(Dataset excerpts)
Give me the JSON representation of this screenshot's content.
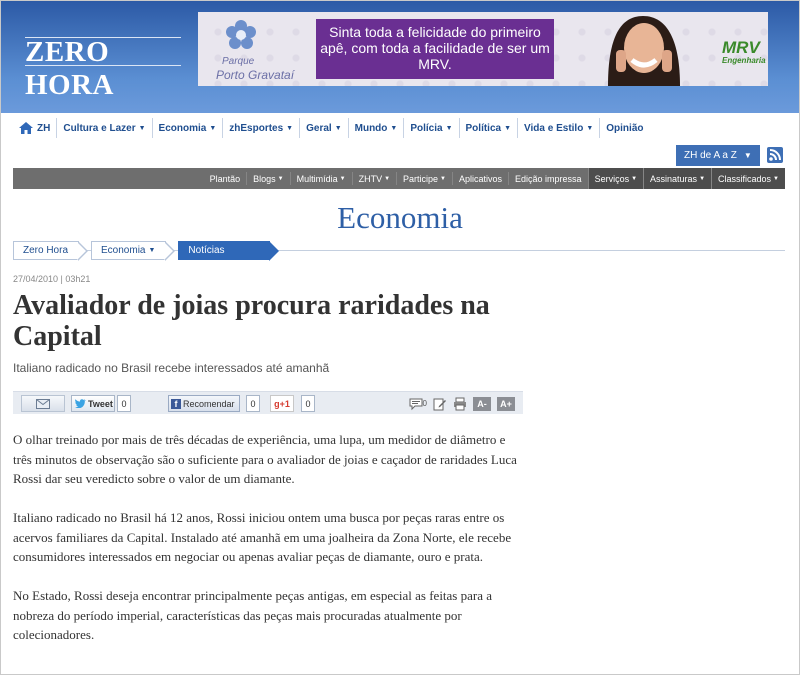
{
  "site": {
    "logo": "ZERO HORA"
  },
  "ad": {
    "brand_small": "Parque",
    "brand_name": "Porto Gravataí",
    "text": "Sinta toda a felicidade do primeiro apê, com toda a facilidade de ser um MRV.",
    "advertiser": "MRV",
    "advertiser_sub": "Engenharia",
    "colors": {
      "box": "#6a2f92",
      "advertiser": "#3a8a2a"
    }
  },
  "nav": {
    "items": [
      {
        "label": "ZH",
        "icon": "home-icon",
        "dropdown": false
      },
      {
        "label": "Cultura e Lazer",
        "dropdown": true
      },
      {
        "label": "Economia",
        "dropdown": true
      },
      {
        "label": "zhEsportes",
        "dropdown": true
      },
      {
        "label": "Geral",
        "dropdown": true
      },
      {
        "label": "Mundo",
        "dropdown": true
      },
      {
        "label": "Polícia",
        "dropdown": true
      },
      {
        "label": "Política",
        "dropdown": true
      },
      {
        "label": "Vida e Estilo",
        "dropdown": true
      },
      {
        "label": "Opinião",
        "dropdown": false
      }
    ],
    "az_label": "ZH de A a Z"
  },
  "subnav": {
    "items": [
      {
        "label": "Plantão",
        "dropdown": false,
        "dark": false
      },
      {
        "label": "Blogs",
        "dropdown": true,
        "dark": false
      },
      {
        "label": "Multimídia",
        "dropdown": true,
        "dark": false
      },
      {
        "label": "ZHTV",
        "dropdown": true,
        "dark": false
      },
      {
        "label": "Participe",
        "dropdown": true,
        "dark": false
      },
      {
        "label": "Aplicativos",
        "dropdown": false,
        "dark": false
      },
      {
        "label": "Edição impressa",
        "dropdown": false,
        "dark": false
      },
      {
        "label": "Serviços",
        "dropdown": true,
        "dark": true
      },
      {
        "label": "Assinaturas",
        "dropdown": true,
        "dark": true
      },
      {
        "label": "Classificados",
        "dropdown": true,
        "dark": true
      }
    ]
  },
  "section_title": "Economia",
  "breadcrumb": [
    {
      "label": "Zero Hora",
      "dropdown": false
    },
    {
      "label": "Economia",
      "dropdown": true
    },
    {
      "label": "Notícias",
      "dropdown": false
    }
  ],
  "article": {
    "date": "27/04/2010 | 03h21",
    "title": "Avaliador de joias procura raridades na Capital",
    "subtitle": "Italiano radicado no Brasil recebe interessados até amanhã",
    "paragraphs": [
      "O olhar treinado por mais de três décadas de experiência, uma lupa, um medidor de diâmetro e três minutos de observação são o suficiente para o avaliador de joias e caçador de raridades Luca Rossi dar seu veredicto sobre o valor de um diamante.",
      "Italiano radicado no Brasil há 12 anos, Rossi iniciou ontem uma busca por peças raras entre os acervos familiares da Capital. Instalado até amanhã em uma joalheira da Zona Norte, ele recebe consumidores interessados em negociar ou apenas avaliar peças de diamante, ouro e prata.",
      "No Estado, Rossi deseja encontrar principalmente peças antigas, em especial as feitas para a nobreza do período imperial, características das peças mais procuradas atualmente por colecionadores."
    ]
  },
  "share": {
    "tweet_label": "Tweet",
    "tweet_count": "0",
    "fb_label": "Recomendar",
    "fb_count": "0",
    "gplus_label": "g+1",
    "gplus_count": "0",
    "comments_count": "0",
    "font_decrease": "A-",
    "font_increase": "A+"
  },
  "colors": {
    "header": "#2c5aa6",
    "nav_text": "#1f4e8f",
    "section_title": "#2e5fa6",
    "subnav": "#6e6e6e"
  }
}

» **Task description**: Read the entries above, then pull out the lines that include "Rossi".

» **Expected answer**:
      "O olhar treinado por mais de três décadas de experiência, uma lupa, um medidor de diâmetro e três minutos de observação são o suficiente para o avaliador de joias e caçador de raridades Luca Rossi dar seu veredicto sobre o valor de um diamante.",
      "Italiano radicado no Brasil há 12 anos, Rossi iniciou ontem uma busca por peças raras entre os acervos familiares da Capital. Instalado até amanhã em uma joalheira da Zona Norte, ele recebe consumidores interessados em negociar ou apenas avaliar peças de diamante, ouro e prata.",
      "No Estado, Rossi deseja encontrar principalmente peças antigas, em especial as feitas para a nobreza do período imperial, características das peças mais procuradas atualmente por colecionadores."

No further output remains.